→ **Stored records**
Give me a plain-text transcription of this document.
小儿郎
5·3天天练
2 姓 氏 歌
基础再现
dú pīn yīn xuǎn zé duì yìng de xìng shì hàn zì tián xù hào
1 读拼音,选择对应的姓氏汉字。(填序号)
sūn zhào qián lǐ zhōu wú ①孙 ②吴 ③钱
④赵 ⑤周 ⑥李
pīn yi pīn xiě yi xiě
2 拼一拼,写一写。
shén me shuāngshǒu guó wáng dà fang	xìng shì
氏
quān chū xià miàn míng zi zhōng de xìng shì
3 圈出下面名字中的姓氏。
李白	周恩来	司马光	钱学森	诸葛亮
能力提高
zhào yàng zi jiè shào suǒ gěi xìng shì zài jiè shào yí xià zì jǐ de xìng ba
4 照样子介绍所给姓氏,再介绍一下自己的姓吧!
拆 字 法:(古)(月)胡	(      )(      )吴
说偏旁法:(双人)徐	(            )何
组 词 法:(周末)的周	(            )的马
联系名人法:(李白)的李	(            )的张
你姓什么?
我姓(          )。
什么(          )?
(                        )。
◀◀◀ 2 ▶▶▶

→ **Prompt**
Extract every line that has the string "zhào" in it.

→ **Answer to this task**
sūn zhào qián lǐ zhōu wú ①孙 ②吴 ③钱
zhào yàng zi jiè shào suǒ gěi xìng shì zài jiè shào yí xià zì jǐ de xìng ba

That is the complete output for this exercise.